Written exercise
Omit every picture and output the rest of the records exactly as they are.

>> Start Records for the task

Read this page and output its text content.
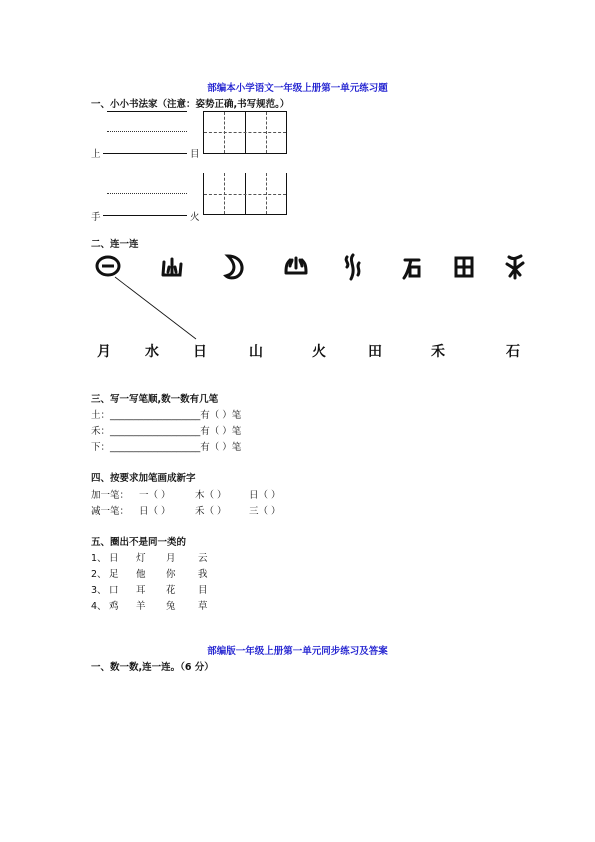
部编本小学语文一年级上册第一单元练习题
一、小小书法家（注意：姿势正确,书写规范。）
上	目
手	火
二、连一连
月 水 日	山	火	田	禾	石
三、写一写笔顺,数一数有几笔
土：___________________有（ ）笔
禾：___________________有（ ）笔
下：___________________有（ ）笔
四、按要求加笔画成新字
加一笔： 一（ ）	木（ ） 日（ ）
减一笔： 日（ ）	禾（ ） 三（ ）
五、圈出不是同一类的
1、 日 灯 月 云
2、 足 他 你 我
3、 口 耳 花 目
4、 鸡 羊 兔 草
部编版一年级上册第一单元同步练习及答案
一、数一数,连一连。（6 分）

>> End Records for the task

Answer to this exercise
Read this page and output its text content.
部编本小学语文一年级上册第一单元练习题
一、小小书法家（注意：姿势正确,书写规范。）
上	目
手	火
二、连一连
月 水 日	山	火	田	禾	石
三、写一写笔顺,数一数有几笔
土：___________________有（ ）笔
禾：___________________有（ ）笔
下：___________________有（ ）笔
四、按要求加笔画成新字
加一笔： 一（ ）	木（ ） 日（ ）
减一笔： 日（ ）	禾（ ） 三（ ）
五、圈出不是同一类的
1、 日 灯 月 云
2、 足 他 你 我
3、 口 耳 花 目
4、 鸡 羊 兔 草
部编版一年级上册第一单元同步练习及答案
一、数一数,连一连。（6 分）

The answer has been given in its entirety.